__TO DO__
Reproduce word for word the lines of the material below, from the line containing "Enumerate the UI" up to and including the line containing "- warning-triangle-icon: △: [351, 404, 359, 415]".
** Start RAW DATA **
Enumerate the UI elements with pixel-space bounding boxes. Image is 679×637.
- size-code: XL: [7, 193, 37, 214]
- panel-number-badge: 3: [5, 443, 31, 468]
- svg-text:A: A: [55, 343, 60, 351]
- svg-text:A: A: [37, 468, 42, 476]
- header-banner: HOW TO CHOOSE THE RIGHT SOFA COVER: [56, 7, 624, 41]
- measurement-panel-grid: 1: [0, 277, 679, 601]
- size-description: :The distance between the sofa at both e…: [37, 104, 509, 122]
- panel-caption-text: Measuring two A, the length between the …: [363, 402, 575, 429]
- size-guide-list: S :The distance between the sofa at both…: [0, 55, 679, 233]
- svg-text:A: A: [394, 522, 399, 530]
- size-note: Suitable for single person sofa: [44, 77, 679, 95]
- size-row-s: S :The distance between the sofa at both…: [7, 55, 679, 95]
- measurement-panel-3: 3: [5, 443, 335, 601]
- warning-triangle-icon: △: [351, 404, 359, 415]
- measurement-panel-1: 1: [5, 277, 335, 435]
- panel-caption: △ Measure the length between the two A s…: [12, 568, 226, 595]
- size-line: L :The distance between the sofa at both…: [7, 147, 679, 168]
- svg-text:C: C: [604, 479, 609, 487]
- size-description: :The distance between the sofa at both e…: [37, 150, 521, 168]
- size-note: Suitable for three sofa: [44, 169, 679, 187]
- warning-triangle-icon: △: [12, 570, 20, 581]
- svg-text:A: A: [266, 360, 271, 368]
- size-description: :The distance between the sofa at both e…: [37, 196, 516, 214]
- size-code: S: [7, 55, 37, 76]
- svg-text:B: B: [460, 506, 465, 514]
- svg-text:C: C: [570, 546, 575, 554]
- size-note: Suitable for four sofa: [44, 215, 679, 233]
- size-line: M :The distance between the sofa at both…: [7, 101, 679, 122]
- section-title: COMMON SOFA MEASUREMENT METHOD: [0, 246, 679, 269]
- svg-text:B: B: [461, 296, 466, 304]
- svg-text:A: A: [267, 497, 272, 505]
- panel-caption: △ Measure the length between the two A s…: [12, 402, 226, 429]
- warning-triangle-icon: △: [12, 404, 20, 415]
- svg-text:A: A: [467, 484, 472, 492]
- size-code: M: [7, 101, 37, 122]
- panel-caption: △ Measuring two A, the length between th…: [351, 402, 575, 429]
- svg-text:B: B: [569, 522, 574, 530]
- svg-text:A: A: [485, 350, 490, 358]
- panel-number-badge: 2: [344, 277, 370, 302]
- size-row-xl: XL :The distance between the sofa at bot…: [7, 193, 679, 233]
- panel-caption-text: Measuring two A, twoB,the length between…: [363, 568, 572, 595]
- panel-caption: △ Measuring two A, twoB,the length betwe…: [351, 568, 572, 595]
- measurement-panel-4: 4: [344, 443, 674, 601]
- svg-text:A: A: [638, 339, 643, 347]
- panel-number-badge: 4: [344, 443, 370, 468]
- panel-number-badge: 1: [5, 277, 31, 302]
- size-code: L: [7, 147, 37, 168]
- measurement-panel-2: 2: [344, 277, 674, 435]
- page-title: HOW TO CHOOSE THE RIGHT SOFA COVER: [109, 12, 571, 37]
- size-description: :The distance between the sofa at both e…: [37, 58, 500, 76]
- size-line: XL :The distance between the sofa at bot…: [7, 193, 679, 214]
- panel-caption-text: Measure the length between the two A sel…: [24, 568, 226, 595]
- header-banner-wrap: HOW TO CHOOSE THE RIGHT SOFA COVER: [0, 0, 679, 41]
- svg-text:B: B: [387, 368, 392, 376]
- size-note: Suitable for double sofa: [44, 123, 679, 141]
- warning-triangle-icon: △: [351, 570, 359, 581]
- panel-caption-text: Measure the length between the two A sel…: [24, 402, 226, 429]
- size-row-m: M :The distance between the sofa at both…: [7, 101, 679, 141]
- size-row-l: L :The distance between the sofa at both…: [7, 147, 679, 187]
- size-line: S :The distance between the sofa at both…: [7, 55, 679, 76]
** End RAW DATA **
** Start RAW DATA **
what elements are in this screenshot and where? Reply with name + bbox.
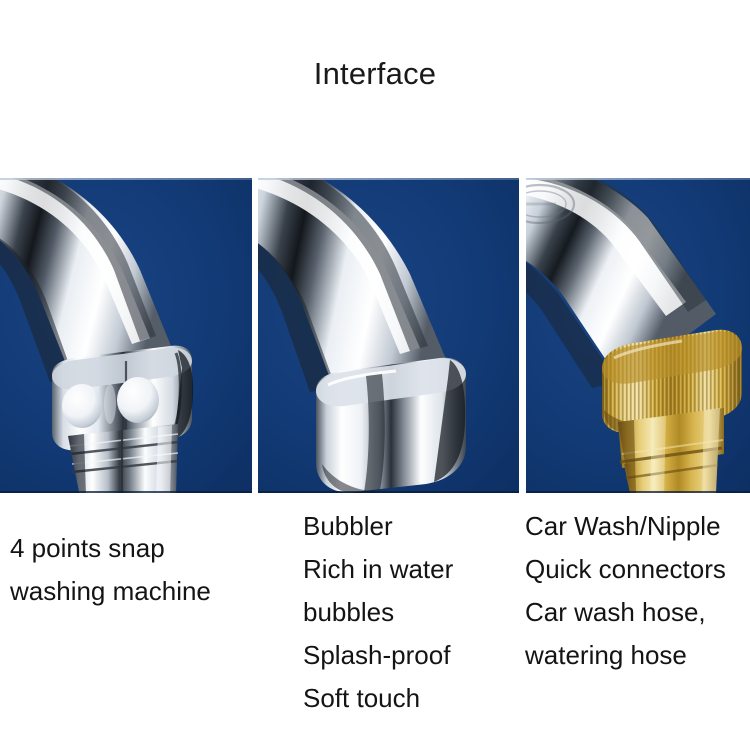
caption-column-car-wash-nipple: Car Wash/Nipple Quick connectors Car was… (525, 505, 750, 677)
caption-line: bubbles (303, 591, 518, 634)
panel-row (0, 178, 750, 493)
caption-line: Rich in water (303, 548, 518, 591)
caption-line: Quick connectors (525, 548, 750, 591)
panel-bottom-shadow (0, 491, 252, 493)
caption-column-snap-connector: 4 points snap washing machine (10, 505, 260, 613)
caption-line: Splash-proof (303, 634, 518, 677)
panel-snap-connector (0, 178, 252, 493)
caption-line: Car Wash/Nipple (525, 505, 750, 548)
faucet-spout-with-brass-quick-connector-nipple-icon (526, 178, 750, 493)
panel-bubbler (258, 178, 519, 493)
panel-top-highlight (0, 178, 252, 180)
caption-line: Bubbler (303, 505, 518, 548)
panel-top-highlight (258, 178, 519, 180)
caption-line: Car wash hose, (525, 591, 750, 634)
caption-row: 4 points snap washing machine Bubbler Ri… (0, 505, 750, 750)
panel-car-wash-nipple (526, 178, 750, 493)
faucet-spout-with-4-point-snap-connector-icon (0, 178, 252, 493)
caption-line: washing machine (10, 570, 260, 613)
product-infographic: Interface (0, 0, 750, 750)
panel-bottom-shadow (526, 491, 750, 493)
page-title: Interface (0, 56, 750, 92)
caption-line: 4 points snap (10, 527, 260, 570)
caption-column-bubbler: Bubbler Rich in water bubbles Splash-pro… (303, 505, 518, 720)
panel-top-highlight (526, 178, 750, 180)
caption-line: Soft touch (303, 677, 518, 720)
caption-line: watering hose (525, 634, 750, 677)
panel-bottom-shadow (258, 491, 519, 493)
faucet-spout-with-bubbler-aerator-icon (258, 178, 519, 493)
** End RAW DATA **
** Start RAW DATA **
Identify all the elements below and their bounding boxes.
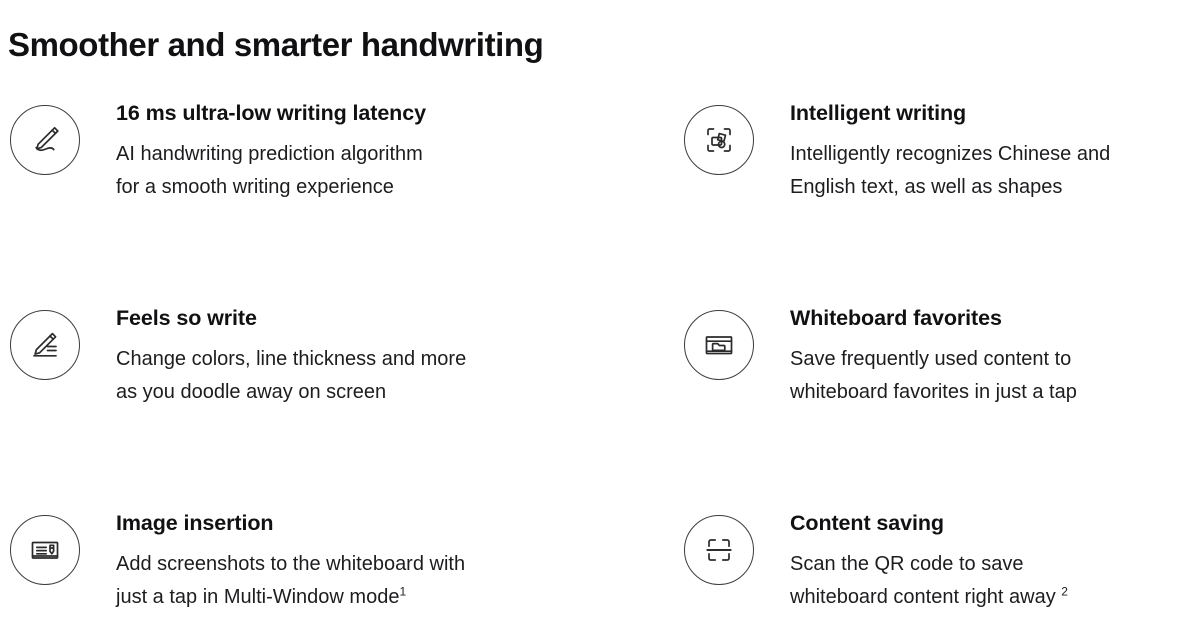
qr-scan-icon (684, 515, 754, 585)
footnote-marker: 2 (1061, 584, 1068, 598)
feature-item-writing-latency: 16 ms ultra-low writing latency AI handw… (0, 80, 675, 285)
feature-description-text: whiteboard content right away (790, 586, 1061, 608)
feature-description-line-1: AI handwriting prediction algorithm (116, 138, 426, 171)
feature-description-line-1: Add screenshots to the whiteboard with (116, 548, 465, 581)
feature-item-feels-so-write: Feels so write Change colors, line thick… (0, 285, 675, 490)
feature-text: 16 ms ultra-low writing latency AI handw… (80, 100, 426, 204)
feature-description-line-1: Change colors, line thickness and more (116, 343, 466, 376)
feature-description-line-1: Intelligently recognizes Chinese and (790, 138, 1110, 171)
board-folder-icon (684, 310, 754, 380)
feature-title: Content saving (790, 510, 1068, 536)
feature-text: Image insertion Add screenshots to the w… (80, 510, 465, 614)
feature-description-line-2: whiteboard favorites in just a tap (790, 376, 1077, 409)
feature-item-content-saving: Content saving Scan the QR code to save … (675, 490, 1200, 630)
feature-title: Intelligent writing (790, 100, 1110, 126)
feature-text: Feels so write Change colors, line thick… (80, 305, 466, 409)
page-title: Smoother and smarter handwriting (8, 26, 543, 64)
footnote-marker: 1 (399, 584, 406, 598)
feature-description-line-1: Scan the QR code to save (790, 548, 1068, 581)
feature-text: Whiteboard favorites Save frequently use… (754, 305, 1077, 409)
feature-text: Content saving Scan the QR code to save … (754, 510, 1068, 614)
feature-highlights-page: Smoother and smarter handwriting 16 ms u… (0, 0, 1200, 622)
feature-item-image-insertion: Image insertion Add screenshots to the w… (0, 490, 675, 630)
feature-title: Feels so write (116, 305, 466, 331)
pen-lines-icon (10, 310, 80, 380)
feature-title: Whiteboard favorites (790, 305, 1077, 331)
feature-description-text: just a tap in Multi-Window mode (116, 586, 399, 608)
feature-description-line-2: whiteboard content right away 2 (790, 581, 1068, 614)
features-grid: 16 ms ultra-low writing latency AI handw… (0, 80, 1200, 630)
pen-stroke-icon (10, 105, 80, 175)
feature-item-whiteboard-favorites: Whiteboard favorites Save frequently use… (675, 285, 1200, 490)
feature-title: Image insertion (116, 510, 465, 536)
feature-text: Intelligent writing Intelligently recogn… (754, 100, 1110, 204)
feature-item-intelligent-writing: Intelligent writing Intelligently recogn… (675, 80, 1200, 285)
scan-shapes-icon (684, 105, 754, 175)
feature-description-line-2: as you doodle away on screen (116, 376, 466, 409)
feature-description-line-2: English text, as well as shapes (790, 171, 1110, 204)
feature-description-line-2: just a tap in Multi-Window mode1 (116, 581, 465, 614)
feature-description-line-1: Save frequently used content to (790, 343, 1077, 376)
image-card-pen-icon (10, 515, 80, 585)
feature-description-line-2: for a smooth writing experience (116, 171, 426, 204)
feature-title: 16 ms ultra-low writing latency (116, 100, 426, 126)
** End RAW DATA **
__WRITTEN ANSWER__
Enumerate the UI elements with pixel-space bounding boxes. Image is 679×637.
- size-code: XL: [7, 193, 37, 214]
- panel-number-badge: 3: [5, 443, 31, 468]
- svg-text:A: A: [55, 343, 60, 351]
- svg-text:A: A: [37, 468, 42, 476]
- header-banner: HOW TO CHOOSE THE RIGHT SOFA COVER: [56, 7, 624, 41]
- measurement-panel-grid: 1: [0, 277, 679, 601]
- size-description: :The distance between the sofa at both e…: [37, 104, 509, 122]
- panel-caption-text: Measuring two A, the length between the …: [363, 402, 575, 429]
- size-guide-list: S :The distance between the sofa at both…: [0, 55, 679, 233]
- svg-text:A: A: [394, 522, 399, 530]
- size-note: Suitable for single person sofa: [44, 77, 679, 95]
- size-row-s: S :The distance between the sofa at both…: [7, 55, 679, 95]
- measurement-panel-3: 3: [5, 443, 335, 601]
- warning-triangle-icon: △: [351, 404, 359, 415]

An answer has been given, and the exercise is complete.